- _WHAT IS NEEDED_: Scan the entries below. List each line with "down".
** start **
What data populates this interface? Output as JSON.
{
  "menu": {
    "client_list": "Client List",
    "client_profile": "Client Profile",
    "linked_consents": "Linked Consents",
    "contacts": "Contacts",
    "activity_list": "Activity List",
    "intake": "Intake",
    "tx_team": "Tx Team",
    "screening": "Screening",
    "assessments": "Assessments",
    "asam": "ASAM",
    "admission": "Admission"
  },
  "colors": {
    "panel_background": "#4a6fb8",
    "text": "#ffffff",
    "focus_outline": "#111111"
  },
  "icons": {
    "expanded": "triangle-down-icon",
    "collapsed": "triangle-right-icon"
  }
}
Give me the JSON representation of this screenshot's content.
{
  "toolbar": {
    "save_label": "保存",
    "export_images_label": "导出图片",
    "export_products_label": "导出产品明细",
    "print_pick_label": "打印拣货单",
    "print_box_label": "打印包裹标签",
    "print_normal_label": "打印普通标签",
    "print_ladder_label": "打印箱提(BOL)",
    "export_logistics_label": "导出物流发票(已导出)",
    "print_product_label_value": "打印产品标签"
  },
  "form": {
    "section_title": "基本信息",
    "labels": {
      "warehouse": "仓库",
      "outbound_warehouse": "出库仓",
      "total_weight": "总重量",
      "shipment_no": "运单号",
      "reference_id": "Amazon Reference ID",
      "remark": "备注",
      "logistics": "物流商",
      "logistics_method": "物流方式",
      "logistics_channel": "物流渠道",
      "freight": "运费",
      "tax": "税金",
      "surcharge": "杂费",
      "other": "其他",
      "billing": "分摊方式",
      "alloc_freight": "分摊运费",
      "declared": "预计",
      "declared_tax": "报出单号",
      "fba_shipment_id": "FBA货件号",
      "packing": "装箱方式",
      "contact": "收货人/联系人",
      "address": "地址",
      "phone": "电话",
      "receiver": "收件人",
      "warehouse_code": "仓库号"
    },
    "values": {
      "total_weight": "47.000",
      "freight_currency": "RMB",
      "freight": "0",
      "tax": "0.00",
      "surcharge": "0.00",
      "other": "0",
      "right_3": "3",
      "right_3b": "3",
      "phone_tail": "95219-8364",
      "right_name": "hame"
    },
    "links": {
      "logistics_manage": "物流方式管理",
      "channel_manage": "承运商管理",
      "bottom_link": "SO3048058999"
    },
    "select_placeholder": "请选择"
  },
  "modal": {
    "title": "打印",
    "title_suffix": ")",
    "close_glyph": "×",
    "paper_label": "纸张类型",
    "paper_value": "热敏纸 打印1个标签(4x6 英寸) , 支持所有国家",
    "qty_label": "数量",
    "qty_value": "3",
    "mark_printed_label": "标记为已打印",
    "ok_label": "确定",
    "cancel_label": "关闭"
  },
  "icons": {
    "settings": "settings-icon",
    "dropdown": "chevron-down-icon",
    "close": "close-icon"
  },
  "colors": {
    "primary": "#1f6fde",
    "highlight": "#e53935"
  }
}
** end **
- _EXPECTED ANSWER_:
    "expanded": "triangle-down-icon",
    "dropdown": "chevron-down-icon",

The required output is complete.